§ Problems to solve:
(A) In the text on the 2011–12 Tennessee Tech basketball team, which team beat the Golden Eagles in the first round of the 2012 CollegeInsider.com Tournament?
(B) Please rewrite the paragraph beginning "The 2011–12 Tennessee Tech Golden Eagles men's basketball team represented" from the text on the 2011–12 Tennessee Tech basketball team as a short list that keeps its main facts.

§ Text section:
◆ ◆ ◆
CIT, First Round
- Conference: Ohio Valley Conference
- Record: 19–14 (9–7 OVC)
- Head coach: Steve Payne (1st season);
- Assistant coaches: Happy Osborne; Russ Willemsen; David Boyden;
- Home arena: Eblen Center

= 2011–12 Tennessee Tech Golden Eagles men's basketball team =

American college basketball season

The 2011–12 Tennessee Tech Golden Eagles men's basketball team represented Tennessee Technological University during the 2011–12 NCAA Division I men's basketball season. The Golden Eagles, led by first-year head coach Steve Payne, played their home games at the Eblen Center and are members of the Ohio Valley Conference. They finished the season 19–14, 9–7 in OVC play to finish in third place. They lost in the semifinals of the Ohio Valley Basketball tournament to Murray State. They were invited to the 2012 CollegeInsider.com Tournament, where they lost in the first round to Georgia State.
◆ ◆ ◆
§ Dataset excerpts:
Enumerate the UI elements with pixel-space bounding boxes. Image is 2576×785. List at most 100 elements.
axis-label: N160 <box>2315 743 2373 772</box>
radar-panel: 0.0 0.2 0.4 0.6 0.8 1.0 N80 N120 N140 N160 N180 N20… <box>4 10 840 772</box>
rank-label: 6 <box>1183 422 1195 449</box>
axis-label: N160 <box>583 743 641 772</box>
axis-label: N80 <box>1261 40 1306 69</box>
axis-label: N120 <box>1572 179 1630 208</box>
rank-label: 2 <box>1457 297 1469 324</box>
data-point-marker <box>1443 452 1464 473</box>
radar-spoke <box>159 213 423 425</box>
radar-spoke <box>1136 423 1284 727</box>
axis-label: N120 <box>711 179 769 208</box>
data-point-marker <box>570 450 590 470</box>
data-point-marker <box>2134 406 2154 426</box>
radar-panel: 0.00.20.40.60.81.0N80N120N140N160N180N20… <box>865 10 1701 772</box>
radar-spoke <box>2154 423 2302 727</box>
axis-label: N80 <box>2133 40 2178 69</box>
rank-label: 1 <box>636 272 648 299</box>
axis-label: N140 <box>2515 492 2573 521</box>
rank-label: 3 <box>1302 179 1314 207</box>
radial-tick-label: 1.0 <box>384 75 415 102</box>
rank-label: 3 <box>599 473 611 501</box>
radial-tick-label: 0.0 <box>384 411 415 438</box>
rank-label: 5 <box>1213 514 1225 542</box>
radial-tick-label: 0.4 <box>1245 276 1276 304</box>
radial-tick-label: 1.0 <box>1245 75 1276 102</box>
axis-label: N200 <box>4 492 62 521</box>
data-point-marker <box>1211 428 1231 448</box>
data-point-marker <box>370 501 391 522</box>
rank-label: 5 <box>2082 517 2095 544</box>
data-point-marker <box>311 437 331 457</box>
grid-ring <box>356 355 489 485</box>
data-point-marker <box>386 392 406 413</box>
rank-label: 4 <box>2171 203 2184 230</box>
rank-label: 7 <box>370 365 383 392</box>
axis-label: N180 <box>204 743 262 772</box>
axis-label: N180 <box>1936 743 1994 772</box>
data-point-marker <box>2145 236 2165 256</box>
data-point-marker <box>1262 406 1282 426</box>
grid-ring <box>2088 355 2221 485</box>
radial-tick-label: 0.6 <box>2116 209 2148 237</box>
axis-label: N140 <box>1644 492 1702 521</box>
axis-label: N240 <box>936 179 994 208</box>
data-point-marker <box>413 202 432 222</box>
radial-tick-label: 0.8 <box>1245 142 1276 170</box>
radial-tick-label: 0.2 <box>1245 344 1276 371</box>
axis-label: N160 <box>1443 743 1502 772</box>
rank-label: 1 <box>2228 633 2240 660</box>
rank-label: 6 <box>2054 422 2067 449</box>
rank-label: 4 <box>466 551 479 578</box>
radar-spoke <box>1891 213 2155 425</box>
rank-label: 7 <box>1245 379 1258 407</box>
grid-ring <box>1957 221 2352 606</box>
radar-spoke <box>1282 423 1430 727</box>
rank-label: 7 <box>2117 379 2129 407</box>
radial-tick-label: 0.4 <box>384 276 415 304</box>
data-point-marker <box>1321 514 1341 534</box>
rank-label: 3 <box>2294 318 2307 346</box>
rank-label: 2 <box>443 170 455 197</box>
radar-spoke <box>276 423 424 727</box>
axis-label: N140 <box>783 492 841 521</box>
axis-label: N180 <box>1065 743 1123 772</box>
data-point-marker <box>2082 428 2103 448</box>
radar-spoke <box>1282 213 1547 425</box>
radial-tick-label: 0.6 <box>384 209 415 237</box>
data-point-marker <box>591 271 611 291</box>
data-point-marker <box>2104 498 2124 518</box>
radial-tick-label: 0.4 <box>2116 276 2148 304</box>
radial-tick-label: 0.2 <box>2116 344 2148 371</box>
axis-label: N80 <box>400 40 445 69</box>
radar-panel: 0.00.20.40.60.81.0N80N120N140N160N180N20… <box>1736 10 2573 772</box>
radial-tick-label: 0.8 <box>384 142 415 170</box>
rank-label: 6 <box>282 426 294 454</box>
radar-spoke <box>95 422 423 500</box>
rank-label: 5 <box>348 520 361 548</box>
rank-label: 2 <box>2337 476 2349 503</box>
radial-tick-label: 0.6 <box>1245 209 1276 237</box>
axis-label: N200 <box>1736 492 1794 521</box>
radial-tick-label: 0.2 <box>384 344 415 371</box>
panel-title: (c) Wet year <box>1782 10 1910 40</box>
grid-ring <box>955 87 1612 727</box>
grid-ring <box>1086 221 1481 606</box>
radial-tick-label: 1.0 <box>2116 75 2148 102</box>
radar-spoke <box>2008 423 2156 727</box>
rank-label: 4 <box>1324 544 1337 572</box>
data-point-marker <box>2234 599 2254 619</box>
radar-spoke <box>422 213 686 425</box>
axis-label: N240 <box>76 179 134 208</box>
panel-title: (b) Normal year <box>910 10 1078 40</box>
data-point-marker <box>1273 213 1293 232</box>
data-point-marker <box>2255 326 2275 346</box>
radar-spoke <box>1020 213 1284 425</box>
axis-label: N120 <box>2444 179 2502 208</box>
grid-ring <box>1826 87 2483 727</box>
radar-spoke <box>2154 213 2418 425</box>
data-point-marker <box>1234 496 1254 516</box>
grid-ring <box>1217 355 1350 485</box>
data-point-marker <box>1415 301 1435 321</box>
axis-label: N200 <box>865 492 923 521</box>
◆ ◆ ◆
§ Results in order:
(A) Georgia State

(B)
- Represented Tennessee Technological University in the 2011–12 NCAA Division I men's basketball season
- Led by first-year head coach Steve Payne
- Played home games at the Eblen Center
- Members of the Ohio Valley Conference
- Finished 19–14 overall and 9–7 in OVC play, placing third
- Lost to Murray State in the Ohio Valley Basketball tournament semifinals
- Lost to Georgia State in the first round of the 2012 CollegeInsider.com Tournament